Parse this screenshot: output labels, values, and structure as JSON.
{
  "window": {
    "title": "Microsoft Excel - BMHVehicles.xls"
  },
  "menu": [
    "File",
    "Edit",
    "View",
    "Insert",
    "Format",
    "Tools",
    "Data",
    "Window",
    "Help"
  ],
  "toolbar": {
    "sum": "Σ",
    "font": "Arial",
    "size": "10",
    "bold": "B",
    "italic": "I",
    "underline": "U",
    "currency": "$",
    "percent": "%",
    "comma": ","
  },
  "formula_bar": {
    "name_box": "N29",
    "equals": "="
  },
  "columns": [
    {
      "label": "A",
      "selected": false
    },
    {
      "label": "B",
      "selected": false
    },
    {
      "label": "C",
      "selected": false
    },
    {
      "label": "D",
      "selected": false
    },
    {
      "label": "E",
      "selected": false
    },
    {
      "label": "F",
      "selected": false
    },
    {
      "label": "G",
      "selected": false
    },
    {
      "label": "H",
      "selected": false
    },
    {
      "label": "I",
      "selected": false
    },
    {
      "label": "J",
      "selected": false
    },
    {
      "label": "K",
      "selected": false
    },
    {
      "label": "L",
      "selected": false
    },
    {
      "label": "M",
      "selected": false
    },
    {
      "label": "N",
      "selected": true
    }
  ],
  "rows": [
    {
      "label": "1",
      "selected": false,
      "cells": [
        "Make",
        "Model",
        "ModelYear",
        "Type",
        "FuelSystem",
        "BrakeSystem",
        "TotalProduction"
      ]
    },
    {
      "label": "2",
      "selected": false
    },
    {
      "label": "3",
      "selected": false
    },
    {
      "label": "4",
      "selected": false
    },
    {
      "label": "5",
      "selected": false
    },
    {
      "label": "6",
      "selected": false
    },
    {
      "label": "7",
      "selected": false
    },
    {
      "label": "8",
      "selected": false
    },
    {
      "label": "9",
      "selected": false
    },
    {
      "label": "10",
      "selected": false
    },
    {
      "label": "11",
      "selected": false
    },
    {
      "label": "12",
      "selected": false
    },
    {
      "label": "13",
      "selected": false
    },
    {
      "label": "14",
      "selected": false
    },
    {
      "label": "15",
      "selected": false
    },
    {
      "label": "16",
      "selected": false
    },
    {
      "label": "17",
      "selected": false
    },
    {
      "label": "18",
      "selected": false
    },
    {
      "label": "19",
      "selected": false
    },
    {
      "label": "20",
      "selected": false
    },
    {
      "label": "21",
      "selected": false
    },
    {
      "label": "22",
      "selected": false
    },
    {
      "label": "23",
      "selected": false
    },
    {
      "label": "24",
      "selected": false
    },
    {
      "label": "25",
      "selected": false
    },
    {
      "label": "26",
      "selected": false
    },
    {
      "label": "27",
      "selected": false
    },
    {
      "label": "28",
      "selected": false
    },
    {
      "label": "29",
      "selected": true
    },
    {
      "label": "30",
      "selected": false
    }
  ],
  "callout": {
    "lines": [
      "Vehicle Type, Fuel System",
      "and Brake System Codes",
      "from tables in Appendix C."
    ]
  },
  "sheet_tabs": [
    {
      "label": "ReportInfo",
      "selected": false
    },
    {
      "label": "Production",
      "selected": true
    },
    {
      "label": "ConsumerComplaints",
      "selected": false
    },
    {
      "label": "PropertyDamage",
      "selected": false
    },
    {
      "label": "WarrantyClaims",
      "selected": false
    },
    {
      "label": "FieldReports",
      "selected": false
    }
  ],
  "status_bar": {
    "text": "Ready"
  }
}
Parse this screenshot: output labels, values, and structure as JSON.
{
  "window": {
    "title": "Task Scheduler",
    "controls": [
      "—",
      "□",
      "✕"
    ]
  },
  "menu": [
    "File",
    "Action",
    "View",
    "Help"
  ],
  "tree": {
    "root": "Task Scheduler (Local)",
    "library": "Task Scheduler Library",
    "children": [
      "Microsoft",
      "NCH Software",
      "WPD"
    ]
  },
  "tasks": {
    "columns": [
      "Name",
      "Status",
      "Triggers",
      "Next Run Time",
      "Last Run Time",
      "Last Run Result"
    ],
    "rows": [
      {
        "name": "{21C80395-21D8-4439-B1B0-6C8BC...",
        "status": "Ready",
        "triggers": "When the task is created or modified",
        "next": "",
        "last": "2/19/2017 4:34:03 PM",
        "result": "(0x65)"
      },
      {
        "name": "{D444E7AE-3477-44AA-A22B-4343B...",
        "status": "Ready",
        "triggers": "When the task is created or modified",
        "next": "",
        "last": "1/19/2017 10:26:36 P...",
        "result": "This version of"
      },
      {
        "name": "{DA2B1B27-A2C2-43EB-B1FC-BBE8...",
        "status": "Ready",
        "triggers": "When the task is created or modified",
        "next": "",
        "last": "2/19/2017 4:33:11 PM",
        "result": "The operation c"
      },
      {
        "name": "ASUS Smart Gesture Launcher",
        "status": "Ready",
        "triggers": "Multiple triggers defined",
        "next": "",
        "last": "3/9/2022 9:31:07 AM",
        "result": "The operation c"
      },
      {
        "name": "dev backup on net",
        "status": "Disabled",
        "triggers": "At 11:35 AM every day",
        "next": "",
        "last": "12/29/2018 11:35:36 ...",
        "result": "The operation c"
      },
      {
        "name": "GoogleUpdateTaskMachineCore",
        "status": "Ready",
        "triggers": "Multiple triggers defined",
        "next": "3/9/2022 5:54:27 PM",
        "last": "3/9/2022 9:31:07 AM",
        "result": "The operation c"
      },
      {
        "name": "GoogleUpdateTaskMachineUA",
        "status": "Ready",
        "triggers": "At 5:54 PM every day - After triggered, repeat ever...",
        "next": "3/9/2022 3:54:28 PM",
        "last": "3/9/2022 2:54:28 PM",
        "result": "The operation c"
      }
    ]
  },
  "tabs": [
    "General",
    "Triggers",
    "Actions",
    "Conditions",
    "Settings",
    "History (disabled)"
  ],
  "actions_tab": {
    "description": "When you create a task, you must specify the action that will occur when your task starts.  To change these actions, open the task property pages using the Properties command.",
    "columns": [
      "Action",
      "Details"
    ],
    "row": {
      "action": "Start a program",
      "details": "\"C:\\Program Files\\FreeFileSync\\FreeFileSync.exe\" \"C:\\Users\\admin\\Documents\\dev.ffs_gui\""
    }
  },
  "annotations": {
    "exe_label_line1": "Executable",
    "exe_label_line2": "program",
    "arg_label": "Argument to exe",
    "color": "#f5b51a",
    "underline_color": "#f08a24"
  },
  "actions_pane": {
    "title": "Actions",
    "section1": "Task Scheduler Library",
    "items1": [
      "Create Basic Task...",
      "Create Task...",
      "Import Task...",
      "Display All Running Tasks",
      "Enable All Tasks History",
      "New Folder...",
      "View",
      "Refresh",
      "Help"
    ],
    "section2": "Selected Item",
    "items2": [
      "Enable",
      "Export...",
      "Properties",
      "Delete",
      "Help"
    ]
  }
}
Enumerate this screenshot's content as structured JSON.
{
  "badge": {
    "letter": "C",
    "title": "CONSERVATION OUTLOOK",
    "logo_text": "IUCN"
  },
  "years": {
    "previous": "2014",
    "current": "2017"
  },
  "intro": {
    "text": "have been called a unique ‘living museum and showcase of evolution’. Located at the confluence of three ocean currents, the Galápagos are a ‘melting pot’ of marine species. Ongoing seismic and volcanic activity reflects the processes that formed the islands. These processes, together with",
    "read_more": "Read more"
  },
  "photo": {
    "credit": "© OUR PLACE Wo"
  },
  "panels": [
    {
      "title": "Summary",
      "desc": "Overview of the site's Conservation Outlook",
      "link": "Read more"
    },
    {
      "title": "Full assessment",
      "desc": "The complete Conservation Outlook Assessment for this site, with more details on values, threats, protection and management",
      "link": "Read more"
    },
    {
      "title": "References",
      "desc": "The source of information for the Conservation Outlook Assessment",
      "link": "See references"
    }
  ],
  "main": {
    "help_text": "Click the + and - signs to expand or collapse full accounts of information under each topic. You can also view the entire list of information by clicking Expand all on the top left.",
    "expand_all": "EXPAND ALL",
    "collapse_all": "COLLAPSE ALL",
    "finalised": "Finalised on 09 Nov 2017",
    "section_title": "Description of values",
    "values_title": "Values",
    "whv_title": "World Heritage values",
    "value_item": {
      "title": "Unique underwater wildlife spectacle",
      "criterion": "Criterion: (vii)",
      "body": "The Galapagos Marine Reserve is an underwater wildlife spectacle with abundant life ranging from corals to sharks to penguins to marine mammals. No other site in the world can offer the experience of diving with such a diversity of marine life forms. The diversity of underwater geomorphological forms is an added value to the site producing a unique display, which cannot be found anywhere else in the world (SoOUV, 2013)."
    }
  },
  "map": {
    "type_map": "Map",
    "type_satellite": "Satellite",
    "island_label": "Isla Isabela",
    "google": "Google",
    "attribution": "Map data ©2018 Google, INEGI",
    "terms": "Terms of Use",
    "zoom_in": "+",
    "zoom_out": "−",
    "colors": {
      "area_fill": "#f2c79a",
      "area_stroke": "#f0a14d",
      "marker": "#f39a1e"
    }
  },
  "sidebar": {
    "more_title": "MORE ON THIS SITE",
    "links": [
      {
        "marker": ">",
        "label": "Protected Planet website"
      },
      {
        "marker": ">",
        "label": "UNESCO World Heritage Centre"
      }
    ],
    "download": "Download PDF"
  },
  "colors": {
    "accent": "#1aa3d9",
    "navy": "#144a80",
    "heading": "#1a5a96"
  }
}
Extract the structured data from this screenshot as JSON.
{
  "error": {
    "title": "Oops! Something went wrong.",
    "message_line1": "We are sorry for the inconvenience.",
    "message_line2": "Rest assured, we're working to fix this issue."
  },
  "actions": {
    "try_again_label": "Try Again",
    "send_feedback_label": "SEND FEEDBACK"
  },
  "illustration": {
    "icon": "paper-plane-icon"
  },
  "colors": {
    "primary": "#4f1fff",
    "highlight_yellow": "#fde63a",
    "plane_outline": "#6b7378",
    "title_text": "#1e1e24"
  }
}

**STATED PROBLEM**
Only the lines from the one that contains "Extract the structured" to the end of the entries above should be given again, exactly and in full.

**RESULT OF THIS TASK**
Extract the structured data from this screenshot as JSON.
{
  "error": {
    "title": "Oops! Something went wrong.",
    "message_line1": "We are sorry for the inconvenience.",
    "message_line2": "Rest assured, we're working to fix this issue."
  },
  "actions": {
    "try_again_label": "Try Again",
    "send_feedback_label": "SEND FEEDBACK"
  },
  "illustration": {
    "icon": "paper-plane-icon"
  },
  "colors": {
    "primary": "#4f1fff",
    "highlight_yellow": "#fde63a",
    "plane_outline": "#6b7378",
    "title_text": "#1e1e24"
  }
}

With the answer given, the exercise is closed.